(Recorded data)

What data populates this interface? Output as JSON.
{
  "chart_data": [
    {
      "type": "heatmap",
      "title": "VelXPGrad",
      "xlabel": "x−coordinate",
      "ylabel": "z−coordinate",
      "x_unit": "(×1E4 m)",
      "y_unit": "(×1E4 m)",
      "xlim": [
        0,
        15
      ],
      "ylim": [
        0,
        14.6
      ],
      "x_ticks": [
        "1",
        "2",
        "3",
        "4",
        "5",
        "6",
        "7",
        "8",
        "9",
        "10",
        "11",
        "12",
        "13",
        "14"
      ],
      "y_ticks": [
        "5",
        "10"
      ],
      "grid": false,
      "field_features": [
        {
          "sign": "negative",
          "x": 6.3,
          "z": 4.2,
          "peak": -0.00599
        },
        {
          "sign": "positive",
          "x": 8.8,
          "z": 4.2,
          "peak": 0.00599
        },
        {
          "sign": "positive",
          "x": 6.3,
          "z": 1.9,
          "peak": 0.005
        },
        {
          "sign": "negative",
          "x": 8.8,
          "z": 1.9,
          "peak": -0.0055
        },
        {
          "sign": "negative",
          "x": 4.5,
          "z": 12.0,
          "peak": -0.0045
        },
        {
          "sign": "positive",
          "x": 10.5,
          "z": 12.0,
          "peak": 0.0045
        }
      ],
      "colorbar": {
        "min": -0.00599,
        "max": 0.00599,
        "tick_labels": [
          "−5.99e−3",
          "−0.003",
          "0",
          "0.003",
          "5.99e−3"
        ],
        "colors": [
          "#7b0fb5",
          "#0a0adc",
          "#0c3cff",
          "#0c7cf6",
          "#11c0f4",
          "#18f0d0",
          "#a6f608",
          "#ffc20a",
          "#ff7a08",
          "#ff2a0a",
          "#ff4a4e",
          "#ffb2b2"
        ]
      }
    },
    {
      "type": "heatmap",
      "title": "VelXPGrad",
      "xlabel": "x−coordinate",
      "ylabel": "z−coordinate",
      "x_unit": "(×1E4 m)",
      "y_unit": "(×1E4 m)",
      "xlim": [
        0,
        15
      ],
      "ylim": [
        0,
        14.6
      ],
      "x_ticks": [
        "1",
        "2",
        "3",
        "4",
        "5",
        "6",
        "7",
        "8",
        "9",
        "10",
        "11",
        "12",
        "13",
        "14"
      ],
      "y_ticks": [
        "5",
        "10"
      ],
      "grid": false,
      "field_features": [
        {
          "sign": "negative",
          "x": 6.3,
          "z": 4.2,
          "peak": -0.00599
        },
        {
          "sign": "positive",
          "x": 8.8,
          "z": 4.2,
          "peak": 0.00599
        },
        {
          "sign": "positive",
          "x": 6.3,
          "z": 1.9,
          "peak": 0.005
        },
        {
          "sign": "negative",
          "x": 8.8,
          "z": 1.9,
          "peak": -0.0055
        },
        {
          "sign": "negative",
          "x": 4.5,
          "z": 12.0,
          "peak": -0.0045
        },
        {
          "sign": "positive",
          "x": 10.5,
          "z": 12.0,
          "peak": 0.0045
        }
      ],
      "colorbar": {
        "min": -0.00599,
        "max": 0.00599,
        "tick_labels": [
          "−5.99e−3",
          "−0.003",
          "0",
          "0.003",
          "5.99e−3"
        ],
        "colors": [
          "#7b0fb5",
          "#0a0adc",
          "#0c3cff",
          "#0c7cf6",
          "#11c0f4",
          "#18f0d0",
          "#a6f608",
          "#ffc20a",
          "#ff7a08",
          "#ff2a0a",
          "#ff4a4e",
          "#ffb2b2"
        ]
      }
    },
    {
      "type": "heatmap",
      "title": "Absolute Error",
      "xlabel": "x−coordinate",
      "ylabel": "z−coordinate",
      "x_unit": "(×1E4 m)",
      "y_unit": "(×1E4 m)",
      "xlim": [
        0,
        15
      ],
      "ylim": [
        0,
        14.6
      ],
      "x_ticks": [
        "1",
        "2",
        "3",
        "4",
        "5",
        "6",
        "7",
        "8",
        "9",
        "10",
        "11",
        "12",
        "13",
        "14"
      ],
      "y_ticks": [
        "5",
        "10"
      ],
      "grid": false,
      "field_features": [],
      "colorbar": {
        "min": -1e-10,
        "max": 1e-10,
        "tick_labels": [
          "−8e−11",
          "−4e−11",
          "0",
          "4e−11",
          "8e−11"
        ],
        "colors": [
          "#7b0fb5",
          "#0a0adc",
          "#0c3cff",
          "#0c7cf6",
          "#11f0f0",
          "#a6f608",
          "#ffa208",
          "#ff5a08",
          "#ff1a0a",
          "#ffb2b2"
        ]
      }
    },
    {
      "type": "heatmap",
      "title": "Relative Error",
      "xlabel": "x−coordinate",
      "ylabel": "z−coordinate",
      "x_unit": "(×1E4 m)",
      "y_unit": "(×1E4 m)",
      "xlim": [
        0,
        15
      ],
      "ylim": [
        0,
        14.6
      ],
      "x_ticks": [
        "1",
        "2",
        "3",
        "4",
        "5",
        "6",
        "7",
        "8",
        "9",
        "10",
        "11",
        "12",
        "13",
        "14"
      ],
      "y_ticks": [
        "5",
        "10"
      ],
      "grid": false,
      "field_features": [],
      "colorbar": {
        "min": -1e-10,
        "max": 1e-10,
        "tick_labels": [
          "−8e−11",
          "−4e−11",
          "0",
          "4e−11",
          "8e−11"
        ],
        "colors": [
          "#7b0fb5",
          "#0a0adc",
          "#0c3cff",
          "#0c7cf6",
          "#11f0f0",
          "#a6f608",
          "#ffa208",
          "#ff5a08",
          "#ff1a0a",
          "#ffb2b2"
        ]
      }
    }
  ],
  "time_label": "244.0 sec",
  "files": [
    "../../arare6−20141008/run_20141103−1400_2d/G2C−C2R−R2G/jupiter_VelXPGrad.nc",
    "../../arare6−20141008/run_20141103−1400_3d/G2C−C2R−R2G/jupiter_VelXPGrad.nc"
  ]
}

_Goal:_
Retype the material in full, character for character.

_Solution:_
What data populates this interface? Output as JSON.
{
  "chart_data": [
    {
      "type": "heatmap",
      "title": "VelXPGrad",
      "xlabel": "x−coordinate",
      "ylabel": "z−coordinate",
      "x_unit": "(×1E4 m)",
      "y_unit": "(×1E4 m)",
      "xlim": [
        0,
        15
      ],
      "ylim": [
        0,
        14.6
      ],
      "x_ticks": [
        "1",
        "2",
        "3",
        "4",
        "5",
        "6",
        "7",
        "8",
        "9",
        "10",
        "11",
        "12",
        "13",
        "14"
      ],
      "y_ticks": [
        "5",
        "10"
      ],
      "grid": false,
      "field_features": [
        {
          "sign": "negative",
          "x": 6.3,
          "z": 4.2,
          "peak": -0.00599
        },
        {
          "sign": "positive",
          "x": 8.8,
          "z": 4.2,
          "peak": 0.00599
        },
        {
          "sign": "positive",
          "x": 6.3,
          "z": 1.9,
          "peak": 0.005
        },
        {
          "sign": "negative",
          "x": 8.8,
          "z": 1.9,
          "peak": -0.0055
        },
        {
          "sign": "negative",
          "x": 4.5,
          "z": 12.0,
          "peak": -0.0045
        },
        {
          "sign": "positive",
          "x": 10.5,
          "z": 12.0,
          "peak": 0.0045
        }
      ],
      "colorbar": {
        "min": -0.00599,
        "max": 0.00599,
        "tick_labels": [
          "−5.99e−3",
          "−0.003",
          "0",
          "0.003",
          "5.99e−3"
        ],
        "colors": [
          "#7b0fb5",
          "#0a0adc",
          "#0c3cff",
          "#0c7cf6",
          "#11c0f4",
          "#18f0d0",
          "#a6f608",
          "#ffc20a",
          "#ff7a08",
          "#ff2a0a",
          "#ff4a4e",
          "#ffb2b2"
        ]
      }
    },
    {
      "type": "heatmap",
      "title": "VelXPGrad",
      "xlabel": "x−coordinate",
      "ylabel": "z−coordinate",
      "x_unit": "(×1E4 m)",
      "y_unit": "(×1E4 m)",
      "xlim": [
        0,
        15
      ],
      "ylim": [
        0,
        14.6
      ],
      "x_ticks": [
        "1",
        "2",
        "3",
        "4",
        "5",
        "6",
        "7",
        "8",
        "9",
        "10",
        "11",
        "12",
        "13",
        "14"
      ],
      "y_ticks": [
        "5",
        "10"
      ],
      "grid": false,
      "field_features": [
        {
          "sign": "negative",
          "x": 6.3,
          "z": 4.2,
          "peak": -0.00599
        },
        {
          "sign": "positive",
          "x": 8.8,
          "z": 4.2,
          "peak": 0.00599
        },
        {
          "sign": "positive",
          "x": 6.3,
          "z": 1.9,
          "peak": 0.005
        },
        {
          "sign": "negative",
          "x": 8.8,
          "z": 1.9,
          "peak": -0.0055
        },
        {
          "sign": "negative",
          "x": 4.5,
          "z": 12.0,
          "peak": -0.0045
        },
        {
          "sign": "positive",
          "x": 10.5,
          "z": 12.0,
          "peak": 0.0045
        }
      ],
      "colorbar": {
        "min": -0.00599,
        "max": 0.00599,
        "tick_labels": [
          "−5.99e−3",
          "−0.003",
          "0",
          "0.003",
          "5.99e−3"
        ],
        "colors": [
          "#7b0fb5",
          "#0a0adc",
          "#0c3cff",
          "#0c7cf6",
          "#11c0f4",
          "#18f0d0",
          "#a6f608",
          "#ffc20a",
          "#ff7a08",
          "#ff2a0a",
          "#ff4a4e",
          "#ffb2b2"
        ]
      }
    },
    {
      "type": "heatmap",
      "title": "Absolute Error",
      "xlabel": "x−coordinate",
      "ylabel": "z−coordinate",
      "x_unit": "(×1E4 m)",
      "y_unit": "(×1E4 m)",
      "xlim": [
        0,
        15
      ],
      "ylim": [
        0,
        14.6
      ],
      "x_ticks": [
        "1",
        "2",
        "3",
        "4",
        "5",
        "6",
        "7",
        "8",
        "9",
        "10",
        "11",
        "12",
        "13",
        "14"
      ],
      "y_ticks": [
        "5",
        "10"
      ],
      "grid": false,
      "field_features": [],
      "colorbar": {
        "min": -1e-10,
        "max": 1e-10,
        "tick_labels": [
          "−8e−11",
          "−4e−11",
          "0",
          "4e−11",
          "8e−11"
        ],
        "colors": [
          "#7b0fb5",
          "#0a0adc",
          "#0c3cff",
          "#0c7cf6",
          "#11f0f0",
          "#a6f608",
          "#ffa208",
          "#ff5a08",
          "#ff1a0a",
          "#ffb2b2"
        ]
      }
    },
    {
      "type": "heatmap",
      "title": "Relative Error",
      "xlabel": "x−coordinate",
      "ylabel": "z−coordinate",
      "x_unit": "(×1E4 m)",
      "y_unit": "(×1E4 m)",
      "xlim": [
        0,
        15
      ],
      "ylim": [
        0,
        14.6
      ],
      "x_ticks": [
        "1",
        "2",
        "3",
        "4",
        "5",
        "6",
        "7",
        "8",
        "9",
        "10",
        "11",
        "12",
        "13",
        "14"
      ],
      "y_ticks": [
        "5",
        "10"
      ],
      "grid": false,
      "field_features": [],
      "colorbar": {
        "min": -1e-10,
        "max": 1e-10,
        "tick_labels": [
          "−8e−11",
          "−4e−11",
          "0",
          "4e−11",
          "8e−11"
        ],
        "colors": [
          "#7b0fb5",
          "#0a0adc",
          "#0c3cff",
          "#0c7cf6",
          "#11f0f0",
          "#a6f608",
          "#ffa208",
          "#ff5a08",
          "#ff1a0a",
          "#ffb2b2"
        ]
      }
    }
  ],
  "time_label": "244.0 sec",
  "files": [
    "../../arare6−20141008/run_20141103−1400_2d/G2C−C2R−R2G/jupiter_VelXPGrad.nc",
    "../../arare6−20141008/run_20141103−1400_3d/G2C−C2R−R2G/jupiter_VelXPGrad.nc"
  ]
}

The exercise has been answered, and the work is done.